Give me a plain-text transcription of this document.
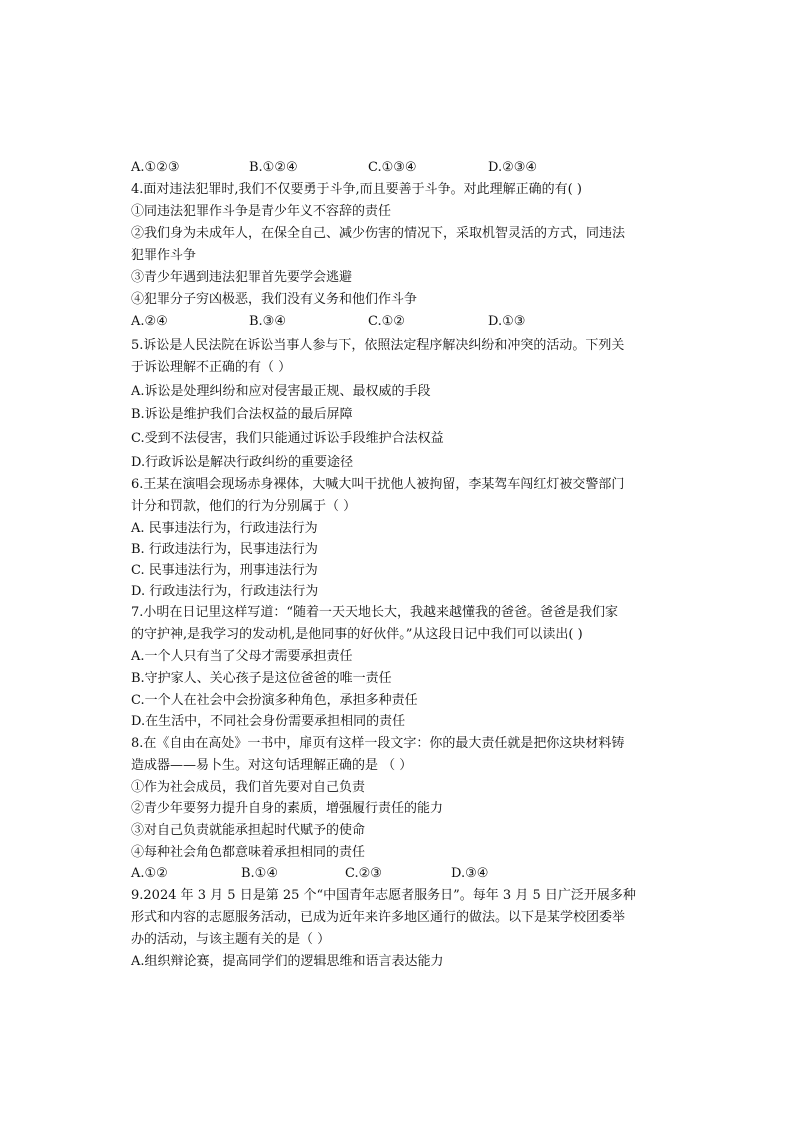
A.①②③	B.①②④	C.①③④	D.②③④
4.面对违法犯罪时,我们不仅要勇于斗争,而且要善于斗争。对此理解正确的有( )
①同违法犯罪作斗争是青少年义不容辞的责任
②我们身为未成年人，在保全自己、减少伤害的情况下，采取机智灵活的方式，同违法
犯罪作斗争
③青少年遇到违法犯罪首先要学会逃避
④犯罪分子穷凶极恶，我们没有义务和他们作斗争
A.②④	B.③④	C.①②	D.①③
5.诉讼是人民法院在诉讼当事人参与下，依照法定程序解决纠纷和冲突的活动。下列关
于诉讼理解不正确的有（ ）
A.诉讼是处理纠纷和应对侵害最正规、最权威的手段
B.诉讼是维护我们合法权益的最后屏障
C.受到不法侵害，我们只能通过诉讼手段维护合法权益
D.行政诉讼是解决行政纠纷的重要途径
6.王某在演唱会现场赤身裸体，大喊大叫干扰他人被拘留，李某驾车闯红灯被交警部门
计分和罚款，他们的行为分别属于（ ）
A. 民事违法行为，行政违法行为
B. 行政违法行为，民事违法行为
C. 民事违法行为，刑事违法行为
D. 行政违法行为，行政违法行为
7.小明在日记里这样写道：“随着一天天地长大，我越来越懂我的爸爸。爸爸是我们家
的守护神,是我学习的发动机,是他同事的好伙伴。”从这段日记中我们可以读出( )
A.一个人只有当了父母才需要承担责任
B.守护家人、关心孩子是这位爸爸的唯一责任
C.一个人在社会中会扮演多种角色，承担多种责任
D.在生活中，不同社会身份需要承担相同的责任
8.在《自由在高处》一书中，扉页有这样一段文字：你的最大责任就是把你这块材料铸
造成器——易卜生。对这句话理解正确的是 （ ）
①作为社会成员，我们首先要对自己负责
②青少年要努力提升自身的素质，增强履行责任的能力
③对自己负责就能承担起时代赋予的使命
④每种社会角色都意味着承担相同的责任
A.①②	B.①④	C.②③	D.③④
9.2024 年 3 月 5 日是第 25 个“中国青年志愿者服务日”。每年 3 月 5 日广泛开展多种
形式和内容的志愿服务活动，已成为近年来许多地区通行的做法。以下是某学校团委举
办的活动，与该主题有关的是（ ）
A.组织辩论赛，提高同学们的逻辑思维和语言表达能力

◇ ◇ ◇ ◇ ◇

- [What you need to do] How many lines of the listing above include the word "民事违法行为"? State the number and nothing else.

- [Exercise answer] 3